# [Exercise goal]
Leave out the pictures and copy everything else in the entries exactly.

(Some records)

══════════════════════════════

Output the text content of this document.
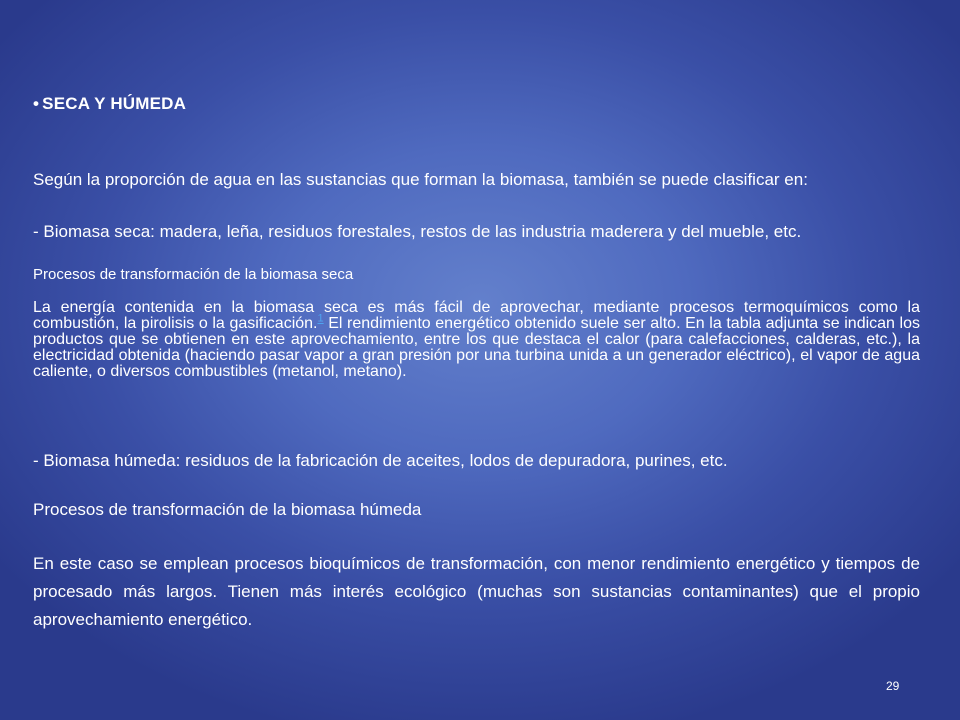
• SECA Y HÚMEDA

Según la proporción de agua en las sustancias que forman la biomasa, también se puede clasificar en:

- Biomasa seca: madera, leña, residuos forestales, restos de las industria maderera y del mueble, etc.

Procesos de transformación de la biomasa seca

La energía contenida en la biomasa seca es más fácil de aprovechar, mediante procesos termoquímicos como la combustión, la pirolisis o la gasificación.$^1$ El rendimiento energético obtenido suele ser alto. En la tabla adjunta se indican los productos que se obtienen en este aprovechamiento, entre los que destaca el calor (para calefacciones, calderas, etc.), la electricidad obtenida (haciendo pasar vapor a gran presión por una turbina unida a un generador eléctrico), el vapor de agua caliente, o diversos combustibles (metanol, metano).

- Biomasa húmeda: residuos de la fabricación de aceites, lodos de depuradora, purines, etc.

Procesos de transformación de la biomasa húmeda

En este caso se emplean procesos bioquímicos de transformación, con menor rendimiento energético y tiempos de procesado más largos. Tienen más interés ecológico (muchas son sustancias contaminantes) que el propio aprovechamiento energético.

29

══════════════════════════════

# [Task result]
Output the text content of this document.
• SECA Y HÚMEDA

Según la proporción de agua en las sustancias que forman la biomasa, también se puede clasificar en:

- Biomasa seca: madera, leña, residuos forestales, restos de las industria maderera y del mueble, etc.

Procesos de transformación de la biomasa seca

La energía contenida en la biomasa seca es más fácil de aprovechar, mediante procesos termoquímicos como la combustión, la pirolisis o la gasificación.$^1$ El rendimiento energético obtenido suele ser alto. En la tabla adjunta se indican los productos que se obtienen en este aprovechamiento, entre los que destaca el calor (para calefacciones, calderas, etc.), la electricidad obtenida (haciendo pasar vapor a gran presión por una turbina unida a un generador eléctrico), el vapor de agua caliente, o diversos combustibles (metanol, metano).

- Biomasa húmeda: residuos de la fabricación de aceites, lodos de depuradora, purines, etc.

Procesos de transformación de la biomasa húmeda

En este caso se emplean procesos bioquímicos de transformación, con menor rendimiento energético y tiempos de procesado más largos. Tienen más interés ecológico (muchas son sustancias contaminantes) que el propio aprovechamiento energético.

29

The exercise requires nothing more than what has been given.